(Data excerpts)
--------
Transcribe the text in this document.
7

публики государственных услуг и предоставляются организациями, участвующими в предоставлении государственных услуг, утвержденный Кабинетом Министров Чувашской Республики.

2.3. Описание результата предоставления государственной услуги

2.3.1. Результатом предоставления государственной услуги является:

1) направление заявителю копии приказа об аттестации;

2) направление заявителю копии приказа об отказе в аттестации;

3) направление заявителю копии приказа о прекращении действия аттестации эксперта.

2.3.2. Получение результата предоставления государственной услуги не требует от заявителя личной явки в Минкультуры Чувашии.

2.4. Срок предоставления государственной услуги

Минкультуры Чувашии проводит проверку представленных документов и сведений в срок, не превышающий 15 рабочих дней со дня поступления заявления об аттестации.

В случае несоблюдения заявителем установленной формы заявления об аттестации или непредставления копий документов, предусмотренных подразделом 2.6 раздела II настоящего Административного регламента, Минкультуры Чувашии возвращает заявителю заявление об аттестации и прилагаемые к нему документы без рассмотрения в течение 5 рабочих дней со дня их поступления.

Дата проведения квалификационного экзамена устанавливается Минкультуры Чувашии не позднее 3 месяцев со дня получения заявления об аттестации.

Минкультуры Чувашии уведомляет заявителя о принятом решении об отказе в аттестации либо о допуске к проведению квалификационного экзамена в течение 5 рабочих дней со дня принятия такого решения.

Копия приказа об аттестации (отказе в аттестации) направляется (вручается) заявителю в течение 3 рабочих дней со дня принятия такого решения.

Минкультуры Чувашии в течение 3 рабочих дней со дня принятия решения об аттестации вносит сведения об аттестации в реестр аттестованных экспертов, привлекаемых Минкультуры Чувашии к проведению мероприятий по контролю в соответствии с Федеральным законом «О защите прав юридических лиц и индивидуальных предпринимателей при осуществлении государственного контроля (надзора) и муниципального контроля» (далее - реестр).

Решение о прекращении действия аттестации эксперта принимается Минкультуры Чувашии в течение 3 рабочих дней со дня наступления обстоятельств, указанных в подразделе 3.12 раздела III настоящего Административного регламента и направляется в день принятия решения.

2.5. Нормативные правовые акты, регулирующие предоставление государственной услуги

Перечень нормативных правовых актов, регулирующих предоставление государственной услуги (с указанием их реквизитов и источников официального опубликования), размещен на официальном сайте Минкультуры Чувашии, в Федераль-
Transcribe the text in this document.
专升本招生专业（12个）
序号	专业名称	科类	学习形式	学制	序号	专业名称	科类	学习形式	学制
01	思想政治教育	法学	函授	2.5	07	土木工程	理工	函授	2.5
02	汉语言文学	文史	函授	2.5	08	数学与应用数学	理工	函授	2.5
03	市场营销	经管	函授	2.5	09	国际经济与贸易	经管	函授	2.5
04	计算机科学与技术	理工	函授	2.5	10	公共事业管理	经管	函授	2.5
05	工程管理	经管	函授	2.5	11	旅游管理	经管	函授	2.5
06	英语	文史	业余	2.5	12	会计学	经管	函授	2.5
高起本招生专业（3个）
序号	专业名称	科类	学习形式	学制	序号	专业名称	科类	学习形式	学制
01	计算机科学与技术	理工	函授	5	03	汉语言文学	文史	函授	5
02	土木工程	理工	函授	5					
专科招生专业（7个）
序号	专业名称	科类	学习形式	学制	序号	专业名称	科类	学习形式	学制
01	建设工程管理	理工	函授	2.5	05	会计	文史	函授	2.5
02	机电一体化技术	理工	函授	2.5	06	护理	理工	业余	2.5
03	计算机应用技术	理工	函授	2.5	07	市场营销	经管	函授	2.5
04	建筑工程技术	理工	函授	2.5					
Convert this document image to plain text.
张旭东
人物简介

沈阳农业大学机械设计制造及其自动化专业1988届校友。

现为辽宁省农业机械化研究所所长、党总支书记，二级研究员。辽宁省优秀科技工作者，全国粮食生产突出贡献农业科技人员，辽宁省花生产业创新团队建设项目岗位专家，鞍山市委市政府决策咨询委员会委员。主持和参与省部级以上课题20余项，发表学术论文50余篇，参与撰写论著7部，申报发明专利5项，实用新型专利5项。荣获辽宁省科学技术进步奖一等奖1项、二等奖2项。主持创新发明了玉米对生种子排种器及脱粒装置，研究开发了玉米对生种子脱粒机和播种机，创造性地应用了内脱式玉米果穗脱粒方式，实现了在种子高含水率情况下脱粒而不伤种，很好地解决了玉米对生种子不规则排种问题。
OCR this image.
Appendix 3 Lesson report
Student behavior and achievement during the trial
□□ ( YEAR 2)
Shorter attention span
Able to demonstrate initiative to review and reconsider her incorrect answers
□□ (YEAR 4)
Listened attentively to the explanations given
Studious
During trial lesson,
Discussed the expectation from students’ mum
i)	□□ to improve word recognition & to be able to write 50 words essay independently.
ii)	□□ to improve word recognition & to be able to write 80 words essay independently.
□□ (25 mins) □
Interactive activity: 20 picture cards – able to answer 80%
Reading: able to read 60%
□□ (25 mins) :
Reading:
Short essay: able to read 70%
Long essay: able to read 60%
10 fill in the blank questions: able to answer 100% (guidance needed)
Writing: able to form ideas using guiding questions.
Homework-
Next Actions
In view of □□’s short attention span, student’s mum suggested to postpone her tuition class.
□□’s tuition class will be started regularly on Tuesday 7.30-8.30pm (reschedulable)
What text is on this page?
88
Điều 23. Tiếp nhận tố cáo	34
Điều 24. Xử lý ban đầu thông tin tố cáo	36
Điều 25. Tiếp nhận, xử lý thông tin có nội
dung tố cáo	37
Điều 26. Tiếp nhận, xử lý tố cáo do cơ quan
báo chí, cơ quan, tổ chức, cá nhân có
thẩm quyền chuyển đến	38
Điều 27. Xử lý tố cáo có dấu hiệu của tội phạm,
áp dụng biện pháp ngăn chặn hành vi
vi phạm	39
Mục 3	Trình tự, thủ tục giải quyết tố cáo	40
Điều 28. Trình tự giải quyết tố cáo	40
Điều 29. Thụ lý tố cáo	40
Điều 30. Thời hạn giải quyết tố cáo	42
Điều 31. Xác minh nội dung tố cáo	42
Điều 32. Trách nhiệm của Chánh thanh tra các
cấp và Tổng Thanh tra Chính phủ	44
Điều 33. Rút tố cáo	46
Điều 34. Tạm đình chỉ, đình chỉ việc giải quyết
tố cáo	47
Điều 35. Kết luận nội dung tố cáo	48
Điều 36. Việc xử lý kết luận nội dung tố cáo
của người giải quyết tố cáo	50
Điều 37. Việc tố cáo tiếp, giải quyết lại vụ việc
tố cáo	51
--------
- What you are asked to do
Where a line in the entries holds the word "thông", copy that line.

- Solution to this task
Điều 24. Xử lý ban đầu thông tin tố cáo	36
Điều 25. Tiếp nhận, xử lý thông tin có nội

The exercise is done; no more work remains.